TASK OBJECTIVE:
State the number of lines in these records holding "mußt". Say nothing more.

[Start of EXCERPTED DATA]

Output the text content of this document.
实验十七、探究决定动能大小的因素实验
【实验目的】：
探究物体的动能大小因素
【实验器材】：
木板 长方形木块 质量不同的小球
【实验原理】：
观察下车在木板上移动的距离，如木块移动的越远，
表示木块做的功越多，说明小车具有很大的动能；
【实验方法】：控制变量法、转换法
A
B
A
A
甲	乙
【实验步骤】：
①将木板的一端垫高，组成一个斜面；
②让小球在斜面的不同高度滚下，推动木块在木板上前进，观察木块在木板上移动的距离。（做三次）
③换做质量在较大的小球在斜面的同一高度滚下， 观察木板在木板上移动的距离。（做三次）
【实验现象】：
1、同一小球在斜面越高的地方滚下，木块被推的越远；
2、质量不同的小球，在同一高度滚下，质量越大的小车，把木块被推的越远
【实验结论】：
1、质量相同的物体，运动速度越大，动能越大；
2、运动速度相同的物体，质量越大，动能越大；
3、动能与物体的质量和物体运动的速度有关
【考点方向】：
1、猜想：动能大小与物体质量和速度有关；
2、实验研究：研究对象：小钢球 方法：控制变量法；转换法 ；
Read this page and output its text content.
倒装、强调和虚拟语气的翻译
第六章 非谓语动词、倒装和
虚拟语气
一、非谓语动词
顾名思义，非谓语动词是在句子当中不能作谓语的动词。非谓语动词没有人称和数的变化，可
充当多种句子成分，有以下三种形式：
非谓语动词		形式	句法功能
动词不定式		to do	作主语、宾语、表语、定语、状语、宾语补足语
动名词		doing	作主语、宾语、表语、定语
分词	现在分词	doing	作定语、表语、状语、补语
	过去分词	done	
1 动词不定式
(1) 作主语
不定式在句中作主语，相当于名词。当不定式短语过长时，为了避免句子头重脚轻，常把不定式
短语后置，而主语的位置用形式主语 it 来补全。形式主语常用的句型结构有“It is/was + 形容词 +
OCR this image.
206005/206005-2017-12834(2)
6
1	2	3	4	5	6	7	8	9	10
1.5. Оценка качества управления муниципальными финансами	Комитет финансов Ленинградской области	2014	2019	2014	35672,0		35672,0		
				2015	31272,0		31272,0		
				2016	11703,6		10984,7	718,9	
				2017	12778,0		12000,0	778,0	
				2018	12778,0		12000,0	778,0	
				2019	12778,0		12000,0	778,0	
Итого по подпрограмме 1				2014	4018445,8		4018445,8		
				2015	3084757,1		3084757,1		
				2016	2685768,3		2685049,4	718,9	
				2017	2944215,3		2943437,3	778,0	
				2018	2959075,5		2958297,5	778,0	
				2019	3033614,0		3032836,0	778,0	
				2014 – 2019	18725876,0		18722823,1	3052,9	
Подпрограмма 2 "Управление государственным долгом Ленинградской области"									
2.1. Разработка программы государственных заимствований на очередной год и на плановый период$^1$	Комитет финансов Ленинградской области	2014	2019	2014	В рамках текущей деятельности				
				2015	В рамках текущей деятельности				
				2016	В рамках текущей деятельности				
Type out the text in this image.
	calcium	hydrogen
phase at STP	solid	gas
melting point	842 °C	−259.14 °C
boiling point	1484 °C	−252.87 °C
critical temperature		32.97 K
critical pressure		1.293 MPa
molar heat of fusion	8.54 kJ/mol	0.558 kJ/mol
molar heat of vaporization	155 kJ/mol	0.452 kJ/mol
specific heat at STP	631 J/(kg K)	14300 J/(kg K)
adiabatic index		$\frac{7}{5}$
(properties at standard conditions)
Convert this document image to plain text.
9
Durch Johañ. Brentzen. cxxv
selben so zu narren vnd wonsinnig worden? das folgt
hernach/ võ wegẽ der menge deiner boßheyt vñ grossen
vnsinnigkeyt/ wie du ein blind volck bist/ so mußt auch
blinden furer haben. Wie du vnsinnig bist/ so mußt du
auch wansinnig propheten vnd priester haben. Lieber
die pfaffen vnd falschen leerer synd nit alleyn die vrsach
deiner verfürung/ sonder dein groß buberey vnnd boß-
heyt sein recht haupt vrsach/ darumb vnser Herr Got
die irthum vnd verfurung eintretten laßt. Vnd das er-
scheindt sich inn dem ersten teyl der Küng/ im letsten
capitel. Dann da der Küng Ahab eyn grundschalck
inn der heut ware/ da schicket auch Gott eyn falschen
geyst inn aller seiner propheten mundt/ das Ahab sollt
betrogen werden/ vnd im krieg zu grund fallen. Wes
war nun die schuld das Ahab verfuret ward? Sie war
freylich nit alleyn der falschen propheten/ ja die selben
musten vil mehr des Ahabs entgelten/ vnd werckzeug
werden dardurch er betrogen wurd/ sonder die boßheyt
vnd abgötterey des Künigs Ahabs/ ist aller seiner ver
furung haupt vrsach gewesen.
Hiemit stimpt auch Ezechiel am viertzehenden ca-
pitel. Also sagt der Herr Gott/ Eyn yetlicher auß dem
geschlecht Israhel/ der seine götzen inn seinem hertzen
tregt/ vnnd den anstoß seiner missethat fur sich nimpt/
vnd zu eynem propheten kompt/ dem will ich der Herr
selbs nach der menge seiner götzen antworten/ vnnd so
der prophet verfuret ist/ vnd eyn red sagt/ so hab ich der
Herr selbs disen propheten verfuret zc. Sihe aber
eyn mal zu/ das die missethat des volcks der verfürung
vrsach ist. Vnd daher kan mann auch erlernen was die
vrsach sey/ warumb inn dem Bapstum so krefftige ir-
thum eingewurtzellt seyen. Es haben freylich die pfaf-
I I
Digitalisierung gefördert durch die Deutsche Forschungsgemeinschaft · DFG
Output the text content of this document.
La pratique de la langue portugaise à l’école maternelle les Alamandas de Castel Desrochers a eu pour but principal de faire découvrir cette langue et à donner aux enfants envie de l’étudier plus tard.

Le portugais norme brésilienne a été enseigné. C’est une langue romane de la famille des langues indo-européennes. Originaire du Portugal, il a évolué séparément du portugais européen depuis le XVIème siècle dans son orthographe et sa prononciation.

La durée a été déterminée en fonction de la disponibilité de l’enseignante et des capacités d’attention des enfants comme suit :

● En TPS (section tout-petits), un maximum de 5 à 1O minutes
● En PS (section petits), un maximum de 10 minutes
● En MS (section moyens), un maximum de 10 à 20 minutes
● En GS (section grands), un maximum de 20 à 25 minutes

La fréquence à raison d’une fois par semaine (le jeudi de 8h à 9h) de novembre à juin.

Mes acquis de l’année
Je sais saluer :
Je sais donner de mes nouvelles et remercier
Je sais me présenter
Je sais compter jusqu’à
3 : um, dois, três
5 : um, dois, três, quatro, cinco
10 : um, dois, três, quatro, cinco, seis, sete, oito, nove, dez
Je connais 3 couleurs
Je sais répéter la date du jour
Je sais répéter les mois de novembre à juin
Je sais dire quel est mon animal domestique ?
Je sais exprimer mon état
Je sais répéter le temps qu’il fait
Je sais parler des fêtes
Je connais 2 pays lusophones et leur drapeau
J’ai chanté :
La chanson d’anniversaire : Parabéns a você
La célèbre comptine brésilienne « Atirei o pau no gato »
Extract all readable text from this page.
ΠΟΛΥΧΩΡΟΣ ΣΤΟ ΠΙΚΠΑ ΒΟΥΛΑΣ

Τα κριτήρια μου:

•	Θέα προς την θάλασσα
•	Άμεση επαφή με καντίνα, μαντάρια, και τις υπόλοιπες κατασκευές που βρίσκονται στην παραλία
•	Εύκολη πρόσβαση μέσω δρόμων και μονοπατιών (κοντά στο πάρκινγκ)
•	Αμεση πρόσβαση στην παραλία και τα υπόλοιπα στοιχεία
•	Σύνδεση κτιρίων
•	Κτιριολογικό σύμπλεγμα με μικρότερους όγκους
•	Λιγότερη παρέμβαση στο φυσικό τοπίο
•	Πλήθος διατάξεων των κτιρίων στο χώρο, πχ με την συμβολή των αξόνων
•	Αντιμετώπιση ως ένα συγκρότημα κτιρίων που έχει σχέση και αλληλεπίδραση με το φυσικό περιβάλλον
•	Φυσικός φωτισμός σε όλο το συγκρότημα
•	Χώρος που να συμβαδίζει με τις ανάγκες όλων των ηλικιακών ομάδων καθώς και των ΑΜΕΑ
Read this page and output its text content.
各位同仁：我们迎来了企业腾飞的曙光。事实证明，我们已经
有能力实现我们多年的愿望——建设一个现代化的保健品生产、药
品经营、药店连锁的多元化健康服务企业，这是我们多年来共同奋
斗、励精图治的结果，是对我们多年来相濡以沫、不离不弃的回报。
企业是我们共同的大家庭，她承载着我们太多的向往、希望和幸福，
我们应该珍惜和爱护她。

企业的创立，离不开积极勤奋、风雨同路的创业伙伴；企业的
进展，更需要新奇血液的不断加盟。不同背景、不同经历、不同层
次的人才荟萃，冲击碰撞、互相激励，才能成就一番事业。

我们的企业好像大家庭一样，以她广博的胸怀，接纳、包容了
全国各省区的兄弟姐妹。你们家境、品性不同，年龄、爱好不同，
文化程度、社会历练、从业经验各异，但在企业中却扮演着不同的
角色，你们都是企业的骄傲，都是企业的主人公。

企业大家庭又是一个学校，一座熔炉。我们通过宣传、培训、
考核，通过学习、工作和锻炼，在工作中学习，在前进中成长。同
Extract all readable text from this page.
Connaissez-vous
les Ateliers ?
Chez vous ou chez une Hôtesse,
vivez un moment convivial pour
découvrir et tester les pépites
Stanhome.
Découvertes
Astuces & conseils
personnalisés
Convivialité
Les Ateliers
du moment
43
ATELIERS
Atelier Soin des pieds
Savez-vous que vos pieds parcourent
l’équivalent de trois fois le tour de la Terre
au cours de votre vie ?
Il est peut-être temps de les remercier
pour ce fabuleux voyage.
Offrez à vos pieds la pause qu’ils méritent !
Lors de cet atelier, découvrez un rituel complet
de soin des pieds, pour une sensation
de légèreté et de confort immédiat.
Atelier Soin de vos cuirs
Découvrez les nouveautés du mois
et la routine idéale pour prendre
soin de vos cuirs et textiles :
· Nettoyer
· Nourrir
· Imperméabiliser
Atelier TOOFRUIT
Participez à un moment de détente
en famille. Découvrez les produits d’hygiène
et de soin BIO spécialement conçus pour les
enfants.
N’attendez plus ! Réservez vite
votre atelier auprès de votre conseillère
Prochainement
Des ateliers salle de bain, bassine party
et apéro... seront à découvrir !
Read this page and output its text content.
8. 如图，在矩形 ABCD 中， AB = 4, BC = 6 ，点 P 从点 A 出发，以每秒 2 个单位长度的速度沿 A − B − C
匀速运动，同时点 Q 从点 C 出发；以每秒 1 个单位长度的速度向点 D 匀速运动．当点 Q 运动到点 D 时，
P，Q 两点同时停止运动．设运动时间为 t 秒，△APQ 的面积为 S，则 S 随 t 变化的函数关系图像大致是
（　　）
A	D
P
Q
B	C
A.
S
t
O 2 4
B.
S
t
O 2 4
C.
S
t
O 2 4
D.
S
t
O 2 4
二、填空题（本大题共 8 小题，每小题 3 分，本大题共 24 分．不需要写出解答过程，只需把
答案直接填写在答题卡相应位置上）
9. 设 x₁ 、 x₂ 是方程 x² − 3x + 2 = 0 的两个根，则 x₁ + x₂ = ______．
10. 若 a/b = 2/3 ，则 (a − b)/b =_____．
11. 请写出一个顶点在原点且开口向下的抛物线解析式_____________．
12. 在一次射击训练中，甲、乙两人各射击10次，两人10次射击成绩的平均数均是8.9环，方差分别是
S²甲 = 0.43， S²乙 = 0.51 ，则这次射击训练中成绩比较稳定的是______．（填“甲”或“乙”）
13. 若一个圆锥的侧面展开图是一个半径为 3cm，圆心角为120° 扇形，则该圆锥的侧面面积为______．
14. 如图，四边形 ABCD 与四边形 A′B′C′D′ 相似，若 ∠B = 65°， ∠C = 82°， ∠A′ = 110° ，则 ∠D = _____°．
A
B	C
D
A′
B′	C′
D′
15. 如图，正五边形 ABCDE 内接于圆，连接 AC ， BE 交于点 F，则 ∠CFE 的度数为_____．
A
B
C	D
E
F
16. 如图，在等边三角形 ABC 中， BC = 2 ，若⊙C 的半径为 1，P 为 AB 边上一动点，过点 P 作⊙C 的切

[End of EXCERPTED DATA]

ANSWER TO THIS EXERCISE:
2